Locate all lines with the word "ciencia". Copy them.
--- Begin Items ---
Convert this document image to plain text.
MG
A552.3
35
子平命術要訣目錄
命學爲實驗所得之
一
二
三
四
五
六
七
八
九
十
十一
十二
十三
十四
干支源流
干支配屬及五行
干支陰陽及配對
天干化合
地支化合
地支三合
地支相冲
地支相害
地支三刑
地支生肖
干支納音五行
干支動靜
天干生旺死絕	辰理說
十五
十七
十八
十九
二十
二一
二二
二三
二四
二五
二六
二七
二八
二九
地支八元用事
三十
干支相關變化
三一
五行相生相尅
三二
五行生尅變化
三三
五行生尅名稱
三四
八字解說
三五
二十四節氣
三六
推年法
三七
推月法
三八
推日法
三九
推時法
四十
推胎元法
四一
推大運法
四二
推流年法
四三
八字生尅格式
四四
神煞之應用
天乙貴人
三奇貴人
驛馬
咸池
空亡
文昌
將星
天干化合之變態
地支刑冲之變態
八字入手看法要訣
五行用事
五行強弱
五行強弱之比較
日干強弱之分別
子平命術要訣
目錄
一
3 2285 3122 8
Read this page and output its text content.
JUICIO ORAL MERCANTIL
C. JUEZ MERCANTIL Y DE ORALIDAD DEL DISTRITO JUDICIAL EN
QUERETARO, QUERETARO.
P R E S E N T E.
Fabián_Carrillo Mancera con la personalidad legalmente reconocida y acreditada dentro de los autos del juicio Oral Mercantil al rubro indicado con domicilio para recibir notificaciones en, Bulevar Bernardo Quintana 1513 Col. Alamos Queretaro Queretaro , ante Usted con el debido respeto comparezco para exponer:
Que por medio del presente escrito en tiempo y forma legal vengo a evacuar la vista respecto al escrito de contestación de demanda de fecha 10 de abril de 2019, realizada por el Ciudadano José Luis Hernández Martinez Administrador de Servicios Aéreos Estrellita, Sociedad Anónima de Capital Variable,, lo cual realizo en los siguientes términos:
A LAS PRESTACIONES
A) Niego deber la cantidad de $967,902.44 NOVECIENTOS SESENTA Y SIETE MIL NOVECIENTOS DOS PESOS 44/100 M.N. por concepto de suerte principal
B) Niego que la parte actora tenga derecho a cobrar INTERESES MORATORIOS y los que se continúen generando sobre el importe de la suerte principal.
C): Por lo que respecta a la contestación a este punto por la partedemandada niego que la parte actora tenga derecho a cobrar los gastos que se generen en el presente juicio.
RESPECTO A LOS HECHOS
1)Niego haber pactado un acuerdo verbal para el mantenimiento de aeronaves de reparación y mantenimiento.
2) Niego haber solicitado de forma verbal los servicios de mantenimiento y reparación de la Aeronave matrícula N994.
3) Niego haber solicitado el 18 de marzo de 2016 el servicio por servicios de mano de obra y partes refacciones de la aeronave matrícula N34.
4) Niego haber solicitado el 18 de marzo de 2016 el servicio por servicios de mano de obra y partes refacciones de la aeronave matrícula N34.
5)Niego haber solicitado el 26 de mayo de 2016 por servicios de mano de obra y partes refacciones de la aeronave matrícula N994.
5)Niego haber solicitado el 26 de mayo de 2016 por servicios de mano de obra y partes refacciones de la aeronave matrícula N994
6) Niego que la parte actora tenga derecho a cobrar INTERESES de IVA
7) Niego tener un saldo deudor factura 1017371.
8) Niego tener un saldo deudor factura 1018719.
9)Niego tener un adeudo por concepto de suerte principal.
--- End Items ---
--- Begin Items ---
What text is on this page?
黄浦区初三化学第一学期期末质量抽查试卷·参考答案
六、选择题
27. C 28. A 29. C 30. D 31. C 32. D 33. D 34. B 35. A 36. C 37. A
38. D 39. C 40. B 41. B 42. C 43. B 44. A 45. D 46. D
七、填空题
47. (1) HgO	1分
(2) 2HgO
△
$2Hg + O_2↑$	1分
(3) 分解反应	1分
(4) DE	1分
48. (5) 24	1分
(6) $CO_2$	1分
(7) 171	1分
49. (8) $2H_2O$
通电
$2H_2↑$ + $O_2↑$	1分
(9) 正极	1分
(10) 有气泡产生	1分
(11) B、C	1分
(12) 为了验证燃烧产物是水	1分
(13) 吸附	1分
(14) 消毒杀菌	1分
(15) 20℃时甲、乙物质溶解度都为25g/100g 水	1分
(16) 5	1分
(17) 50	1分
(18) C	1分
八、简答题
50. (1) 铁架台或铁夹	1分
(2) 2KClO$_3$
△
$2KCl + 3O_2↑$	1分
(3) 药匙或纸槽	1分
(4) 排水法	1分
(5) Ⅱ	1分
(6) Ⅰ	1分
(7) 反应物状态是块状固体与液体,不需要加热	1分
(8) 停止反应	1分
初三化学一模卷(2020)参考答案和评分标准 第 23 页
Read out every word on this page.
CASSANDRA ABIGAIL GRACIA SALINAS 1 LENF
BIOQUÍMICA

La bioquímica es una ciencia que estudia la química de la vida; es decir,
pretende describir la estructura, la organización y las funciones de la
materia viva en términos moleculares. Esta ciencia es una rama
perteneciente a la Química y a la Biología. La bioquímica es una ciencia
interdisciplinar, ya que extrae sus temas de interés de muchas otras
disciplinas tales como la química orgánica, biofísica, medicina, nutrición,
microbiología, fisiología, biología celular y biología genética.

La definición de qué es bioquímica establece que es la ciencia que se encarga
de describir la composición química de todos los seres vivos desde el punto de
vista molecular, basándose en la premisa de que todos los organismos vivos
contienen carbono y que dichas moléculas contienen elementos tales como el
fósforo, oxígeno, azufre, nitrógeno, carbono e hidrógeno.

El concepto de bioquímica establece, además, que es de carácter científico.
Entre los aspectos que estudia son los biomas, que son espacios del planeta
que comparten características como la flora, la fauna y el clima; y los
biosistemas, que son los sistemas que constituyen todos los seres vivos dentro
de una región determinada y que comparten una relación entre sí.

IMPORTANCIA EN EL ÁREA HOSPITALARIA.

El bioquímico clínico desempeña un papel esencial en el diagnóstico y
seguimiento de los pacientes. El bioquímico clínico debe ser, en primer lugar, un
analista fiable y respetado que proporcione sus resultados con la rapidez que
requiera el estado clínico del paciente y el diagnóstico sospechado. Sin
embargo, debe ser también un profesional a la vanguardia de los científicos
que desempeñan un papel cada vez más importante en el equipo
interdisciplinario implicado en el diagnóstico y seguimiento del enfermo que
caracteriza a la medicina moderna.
--- End Items ---
__Solution to this problem__:
La bioquímica es una ciencia que estudia la química de la vida; es decir,
materia viva en términos moleculares. Esta ciencia es una rama
perteneciente a la Química y a la Biología. La bioquímica es una ciencia
La definición de qué es bioquímica establece que es la ciencia que se encarga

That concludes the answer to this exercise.